__YOUR INSTRUCTIONS__:
Where a line in the listing below contains the word "Extract", copy that line.
═════ RECORDS SUPPLIED ═════
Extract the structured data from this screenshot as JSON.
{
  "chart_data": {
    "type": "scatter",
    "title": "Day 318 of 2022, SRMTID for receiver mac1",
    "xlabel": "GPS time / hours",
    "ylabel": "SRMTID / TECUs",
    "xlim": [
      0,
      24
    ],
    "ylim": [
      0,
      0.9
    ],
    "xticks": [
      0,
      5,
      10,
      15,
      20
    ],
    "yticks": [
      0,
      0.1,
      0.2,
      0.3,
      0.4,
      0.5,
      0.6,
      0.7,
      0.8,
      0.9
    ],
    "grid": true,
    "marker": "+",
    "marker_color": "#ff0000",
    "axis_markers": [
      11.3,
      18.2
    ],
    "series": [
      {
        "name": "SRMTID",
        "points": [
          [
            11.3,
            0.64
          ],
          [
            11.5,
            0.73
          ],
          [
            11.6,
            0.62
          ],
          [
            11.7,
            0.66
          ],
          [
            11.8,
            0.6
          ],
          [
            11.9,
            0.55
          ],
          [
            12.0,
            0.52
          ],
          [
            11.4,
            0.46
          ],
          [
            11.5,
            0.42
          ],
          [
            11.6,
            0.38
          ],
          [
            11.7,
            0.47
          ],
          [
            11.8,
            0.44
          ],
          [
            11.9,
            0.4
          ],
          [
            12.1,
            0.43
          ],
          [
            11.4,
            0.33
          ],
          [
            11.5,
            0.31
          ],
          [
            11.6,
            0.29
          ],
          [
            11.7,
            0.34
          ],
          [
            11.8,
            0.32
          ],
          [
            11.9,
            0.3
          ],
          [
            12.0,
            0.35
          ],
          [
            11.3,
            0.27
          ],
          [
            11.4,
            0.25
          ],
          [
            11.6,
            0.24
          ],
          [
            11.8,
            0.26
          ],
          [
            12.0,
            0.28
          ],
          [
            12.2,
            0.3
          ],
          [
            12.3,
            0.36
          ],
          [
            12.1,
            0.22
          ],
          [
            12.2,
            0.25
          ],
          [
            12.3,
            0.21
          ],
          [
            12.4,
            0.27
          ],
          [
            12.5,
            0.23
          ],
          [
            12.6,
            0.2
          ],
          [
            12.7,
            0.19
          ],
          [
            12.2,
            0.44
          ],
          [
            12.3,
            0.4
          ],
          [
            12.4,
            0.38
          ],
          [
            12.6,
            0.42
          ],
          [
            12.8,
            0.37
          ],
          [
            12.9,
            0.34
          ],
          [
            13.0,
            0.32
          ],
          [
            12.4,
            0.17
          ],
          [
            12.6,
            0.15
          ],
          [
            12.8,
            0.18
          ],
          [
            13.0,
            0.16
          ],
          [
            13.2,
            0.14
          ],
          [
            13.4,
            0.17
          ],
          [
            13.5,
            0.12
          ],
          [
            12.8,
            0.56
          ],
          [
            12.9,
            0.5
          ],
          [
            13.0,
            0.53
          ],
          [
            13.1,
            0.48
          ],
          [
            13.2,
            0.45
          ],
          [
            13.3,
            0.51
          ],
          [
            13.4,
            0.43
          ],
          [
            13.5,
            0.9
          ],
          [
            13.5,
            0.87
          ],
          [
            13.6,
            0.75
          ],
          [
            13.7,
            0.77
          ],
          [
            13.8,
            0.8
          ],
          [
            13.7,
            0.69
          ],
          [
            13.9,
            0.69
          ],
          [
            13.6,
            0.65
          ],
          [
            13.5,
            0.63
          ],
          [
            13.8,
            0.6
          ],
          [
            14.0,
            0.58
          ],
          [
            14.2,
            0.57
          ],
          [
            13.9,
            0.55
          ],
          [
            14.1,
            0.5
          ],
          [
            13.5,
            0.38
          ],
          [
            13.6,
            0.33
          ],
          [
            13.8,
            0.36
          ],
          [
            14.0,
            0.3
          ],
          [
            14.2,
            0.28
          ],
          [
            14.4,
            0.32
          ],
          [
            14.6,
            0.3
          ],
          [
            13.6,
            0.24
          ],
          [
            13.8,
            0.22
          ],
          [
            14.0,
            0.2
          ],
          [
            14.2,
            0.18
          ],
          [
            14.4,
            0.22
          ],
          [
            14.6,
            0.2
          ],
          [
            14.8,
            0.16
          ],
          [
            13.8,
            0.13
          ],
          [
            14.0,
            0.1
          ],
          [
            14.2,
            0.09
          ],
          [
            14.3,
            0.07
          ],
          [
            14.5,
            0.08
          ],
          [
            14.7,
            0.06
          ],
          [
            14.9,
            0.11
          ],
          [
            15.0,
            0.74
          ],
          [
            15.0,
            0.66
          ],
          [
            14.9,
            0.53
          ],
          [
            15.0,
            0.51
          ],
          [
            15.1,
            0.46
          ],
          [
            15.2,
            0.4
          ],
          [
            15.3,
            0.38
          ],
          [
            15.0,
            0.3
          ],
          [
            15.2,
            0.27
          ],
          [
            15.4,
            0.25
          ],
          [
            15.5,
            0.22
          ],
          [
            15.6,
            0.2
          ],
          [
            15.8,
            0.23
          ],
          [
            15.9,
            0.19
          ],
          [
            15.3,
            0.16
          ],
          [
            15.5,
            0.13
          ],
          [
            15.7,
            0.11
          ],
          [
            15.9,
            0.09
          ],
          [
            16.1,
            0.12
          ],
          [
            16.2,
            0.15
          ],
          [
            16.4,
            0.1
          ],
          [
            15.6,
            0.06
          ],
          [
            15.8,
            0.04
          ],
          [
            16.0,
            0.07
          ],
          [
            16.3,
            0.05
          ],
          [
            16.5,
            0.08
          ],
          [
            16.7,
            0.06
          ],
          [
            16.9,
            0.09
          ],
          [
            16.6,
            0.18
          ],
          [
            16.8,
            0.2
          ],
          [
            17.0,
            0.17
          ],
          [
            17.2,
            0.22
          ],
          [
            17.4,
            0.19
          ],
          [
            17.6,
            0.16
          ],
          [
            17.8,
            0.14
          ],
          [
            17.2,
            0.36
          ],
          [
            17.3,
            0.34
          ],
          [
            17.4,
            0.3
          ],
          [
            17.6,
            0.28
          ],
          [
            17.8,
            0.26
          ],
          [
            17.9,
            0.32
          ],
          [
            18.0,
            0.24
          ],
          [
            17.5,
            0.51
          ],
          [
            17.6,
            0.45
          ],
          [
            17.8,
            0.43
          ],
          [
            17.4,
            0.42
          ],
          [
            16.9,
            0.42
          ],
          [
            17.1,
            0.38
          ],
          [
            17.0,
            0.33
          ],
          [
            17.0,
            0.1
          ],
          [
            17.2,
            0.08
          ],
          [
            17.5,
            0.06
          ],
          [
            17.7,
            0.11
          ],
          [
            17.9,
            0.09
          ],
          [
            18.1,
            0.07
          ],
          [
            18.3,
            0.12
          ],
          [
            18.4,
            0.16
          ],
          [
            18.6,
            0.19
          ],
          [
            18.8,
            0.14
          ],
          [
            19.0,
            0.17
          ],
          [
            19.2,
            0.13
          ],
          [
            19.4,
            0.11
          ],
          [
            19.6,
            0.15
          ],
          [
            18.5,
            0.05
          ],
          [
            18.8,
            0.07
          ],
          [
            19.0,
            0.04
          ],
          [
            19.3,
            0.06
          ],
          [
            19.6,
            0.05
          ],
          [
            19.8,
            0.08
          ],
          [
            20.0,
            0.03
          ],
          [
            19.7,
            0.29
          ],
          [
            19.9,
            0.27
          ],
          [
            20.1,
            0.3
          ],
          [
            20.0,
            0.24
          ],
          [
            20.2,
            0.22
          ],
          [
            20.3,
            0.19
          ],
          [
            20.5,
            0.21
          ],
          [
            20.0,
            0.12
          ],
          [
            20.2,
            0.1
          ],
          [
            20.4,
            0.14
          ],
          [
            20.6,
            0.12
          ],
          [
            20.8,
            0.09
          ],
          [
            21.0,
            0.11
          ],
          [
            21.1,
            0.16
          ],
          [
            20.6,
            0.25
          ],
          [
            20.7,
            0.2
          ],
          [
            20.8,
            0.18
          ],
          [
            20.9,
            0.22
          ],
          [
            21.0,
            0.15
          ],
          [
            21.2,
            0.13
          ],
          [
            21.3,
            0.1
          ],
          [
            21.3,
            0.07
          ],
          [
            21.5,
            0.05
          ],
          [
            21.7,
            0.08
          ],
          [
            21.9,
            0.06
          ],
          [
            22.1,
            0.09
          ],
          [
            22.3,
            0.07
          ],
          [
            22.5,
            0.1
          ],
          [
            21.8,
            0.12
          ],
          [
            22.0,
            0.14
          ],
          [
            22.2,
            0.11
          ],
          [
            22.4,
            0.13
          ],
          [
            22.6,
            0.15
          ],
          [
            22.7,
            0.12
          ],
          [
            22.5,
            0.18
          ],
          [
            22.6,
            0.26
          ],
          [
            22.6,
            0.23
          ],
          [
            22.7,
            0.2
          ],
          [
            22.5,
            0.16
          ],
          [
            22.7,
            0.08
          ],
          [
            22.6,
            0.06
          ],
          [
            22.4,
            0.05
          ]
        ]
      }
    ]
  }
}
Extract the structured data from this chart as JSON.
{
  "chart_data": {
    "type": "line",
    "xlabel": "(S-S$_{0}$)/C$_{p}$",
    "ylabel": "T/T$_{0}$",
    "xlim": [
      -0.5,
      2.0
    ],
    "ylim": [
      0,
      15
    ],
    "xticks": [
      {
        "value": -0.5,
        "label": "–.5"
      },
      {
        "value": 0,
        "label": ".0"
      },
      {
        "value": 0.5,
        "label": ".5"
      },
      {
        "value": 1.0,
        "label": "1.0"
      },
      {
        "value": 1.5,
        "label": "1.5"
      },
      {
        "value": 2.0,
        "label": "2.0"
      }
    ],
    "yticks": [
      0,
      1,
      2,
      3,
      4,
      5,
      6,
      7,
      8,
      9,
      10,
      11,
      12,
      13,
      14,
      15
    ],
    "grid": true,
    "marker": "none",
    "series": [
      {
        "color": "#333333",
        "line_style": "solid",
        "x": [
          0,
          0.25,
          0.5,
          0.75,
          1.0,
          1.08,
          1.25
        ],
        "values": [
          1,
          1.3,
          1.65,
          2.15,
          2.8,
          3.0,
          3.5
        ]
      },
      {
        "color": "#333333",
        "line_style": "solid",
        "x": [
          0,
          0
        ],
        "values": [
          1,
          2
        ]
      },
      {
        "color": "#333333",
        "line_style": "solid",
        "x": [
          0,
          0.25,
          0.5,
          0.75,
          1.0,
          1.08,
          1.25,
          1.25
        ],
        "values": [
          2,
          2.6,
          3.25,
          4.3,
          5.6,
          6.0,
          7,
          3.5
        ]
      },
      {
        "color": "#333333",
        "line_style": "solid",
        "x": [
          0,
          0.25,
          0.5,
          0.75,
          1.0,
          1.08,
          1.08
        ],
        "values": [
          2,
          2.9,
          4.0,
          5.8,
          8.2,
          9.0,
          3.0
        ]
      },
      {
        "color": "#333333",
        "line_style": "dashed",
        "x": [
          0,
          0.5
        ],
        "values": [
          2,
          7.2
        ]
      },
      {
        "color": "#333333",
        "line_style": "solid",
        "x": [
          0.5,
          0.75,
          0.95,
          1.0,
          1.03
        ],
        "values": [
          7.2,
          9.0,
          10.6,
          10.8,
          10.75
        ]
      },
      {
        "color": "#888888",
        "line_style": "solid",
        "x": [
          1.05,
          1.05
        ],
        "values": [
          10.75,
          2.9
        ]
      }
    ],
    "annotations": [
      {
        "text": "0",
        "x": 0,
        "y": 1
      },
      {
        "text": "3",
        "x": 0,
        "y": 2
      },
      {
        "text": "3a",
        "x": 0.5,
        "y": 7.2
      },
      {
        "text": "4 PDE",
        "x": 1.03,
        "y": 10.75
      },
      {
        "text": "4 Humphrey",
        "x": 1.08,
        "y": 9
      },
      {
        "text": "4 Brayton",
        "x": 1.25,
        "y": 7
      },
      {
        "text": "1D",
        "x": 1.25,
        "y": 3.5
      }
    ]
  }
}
═════
__WRITTEN ANSWER__:
Extract the structured data from this screenshot as JSON.
Extract the structured data from this chart as JSON.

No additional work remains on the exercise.